*Task instructions*: Reproduce everything in the escape velocity thread from "say for ex." down to "reaches the earth.", swapping each "meteor" for "comet".

Escape velocity how can u count?

[ramanan]

When we talk of escape velocity of an universal object we mean to say of the minimum velocity needed by an object to escape the gravitational attraction of that universal object. right?

say for ex. an object from earth must need a minimum velocity of 11km/s.

so is this velocity applicable only for objects trying to get away from the earth or is it applicable for objects coming towards the earth.

to make it simpler let's imagine of a meteor coming towards the earth at speeds more than E.V .can this meteor able to maintain the same speed till it reaches the earth.

 

(VELOCITY how scientists expain it in this case. i mean

is it unidirectional?)

imagine before anwering

[swansont]

The object will tend to speed up as it approaches the earth. But unless it loses energy along the way, it won't be captured.

[YT2095]

11km/s is applicable for objects leaving Earth.

for an object "dropped" an allowed to fall naturaly, it`s velocity will increase at 32 feet per second per second, untill it reaches a maximum know as "Terminal Velocicy" (I forgot what exact speed that was, but it`s roughly 200 to 300 MPH).

Stored items
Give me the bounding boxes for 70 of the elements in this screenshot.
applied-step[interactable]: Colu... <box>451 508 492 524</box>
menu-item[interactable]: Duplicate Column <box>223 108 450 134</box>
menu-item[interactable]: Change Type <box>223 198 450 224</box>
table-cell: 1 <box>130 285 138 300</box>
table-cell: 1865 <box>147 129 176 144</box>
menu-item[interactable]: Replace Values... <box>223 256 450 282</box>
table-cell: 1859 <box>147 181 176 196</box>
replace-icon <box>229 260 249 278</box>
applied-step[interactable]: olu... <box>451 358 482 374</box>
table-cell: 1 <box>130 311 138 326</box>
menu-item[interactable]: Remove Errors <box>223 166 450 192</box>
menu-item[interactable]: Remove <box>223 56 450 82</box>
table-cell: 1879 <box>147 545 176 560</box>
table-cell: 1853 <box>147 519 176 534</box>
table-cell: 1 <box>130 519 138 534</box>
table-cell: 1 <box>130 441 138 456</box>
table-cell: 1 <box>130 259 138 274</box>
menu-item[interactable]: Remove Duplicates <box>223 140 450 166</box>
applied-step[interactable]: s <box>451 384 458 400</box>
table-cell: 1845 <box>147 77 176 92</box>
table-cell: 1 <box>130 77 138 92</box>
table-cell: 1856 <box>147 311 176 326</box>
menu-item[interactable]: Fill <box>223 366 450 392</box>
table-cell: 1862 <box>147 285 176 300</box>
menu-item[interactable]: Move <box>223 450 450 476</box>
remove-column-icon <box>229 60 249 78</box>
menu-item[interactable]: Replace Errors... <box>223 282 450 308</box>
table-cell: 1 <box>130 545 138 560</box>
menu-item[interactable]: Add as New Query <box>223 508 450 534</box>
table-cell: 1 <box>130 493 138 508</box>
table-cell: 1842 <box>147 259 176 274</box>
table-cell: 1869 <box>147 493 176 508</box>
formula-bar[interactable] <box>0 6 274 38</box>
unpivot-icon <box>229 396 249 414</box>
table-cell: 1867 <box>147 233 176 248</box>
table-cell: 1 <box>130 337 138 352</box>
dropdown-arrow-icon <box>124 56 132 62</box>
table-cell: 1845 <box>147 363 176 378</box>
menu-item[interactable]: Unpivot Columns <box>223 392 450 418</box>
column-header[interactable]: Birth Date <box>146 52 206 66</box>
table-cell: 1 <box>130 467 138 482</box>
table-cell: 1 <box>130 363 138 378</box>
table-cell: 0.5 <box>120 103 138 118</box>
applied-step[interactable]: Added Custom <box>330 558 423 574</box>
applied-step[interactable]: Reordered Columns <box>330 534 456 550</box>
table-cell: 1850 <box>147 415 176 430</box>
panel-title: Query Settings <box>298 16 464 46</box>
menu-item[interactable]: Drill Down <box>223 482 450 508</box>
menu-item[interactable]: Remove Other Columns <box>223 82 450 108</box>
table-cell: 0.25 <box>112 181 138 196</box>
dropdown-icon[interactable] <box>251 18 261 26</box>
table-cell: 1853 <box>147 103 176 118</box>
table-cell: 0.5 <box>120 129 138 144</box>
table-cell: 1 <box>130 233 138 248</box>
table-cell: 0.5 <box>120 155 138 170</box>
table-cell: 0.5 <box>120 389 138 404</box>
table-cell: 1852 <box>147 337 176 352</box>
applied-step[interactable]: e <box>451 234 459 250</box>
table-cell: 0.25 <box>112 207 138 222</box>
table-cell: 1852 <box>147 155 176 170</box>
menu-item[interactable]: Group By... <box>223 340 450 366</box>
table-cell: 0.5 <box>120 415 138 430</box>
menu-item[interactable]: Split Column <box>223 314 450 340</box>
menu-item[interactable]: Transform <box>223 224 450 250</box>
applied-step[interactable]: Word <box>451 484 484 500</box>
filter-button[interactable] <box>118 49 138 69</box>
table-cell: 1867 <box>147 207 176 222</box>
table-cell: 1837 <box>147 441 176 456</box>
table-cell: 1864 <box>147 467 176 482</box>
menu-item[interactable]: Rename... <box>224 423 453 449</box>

*Solution for this task*:
say for ex. an object from earth must need a minimum velocity of 11km/s.

so is this velocity applicable only for objects trying to get away from the earth or is it applicable for objects coming towards the earth.

to make it simpler let's imagine of a comet coming towards the earth at speeds more than E.V .can this comet able to maintain the same speed till it reaches the earth.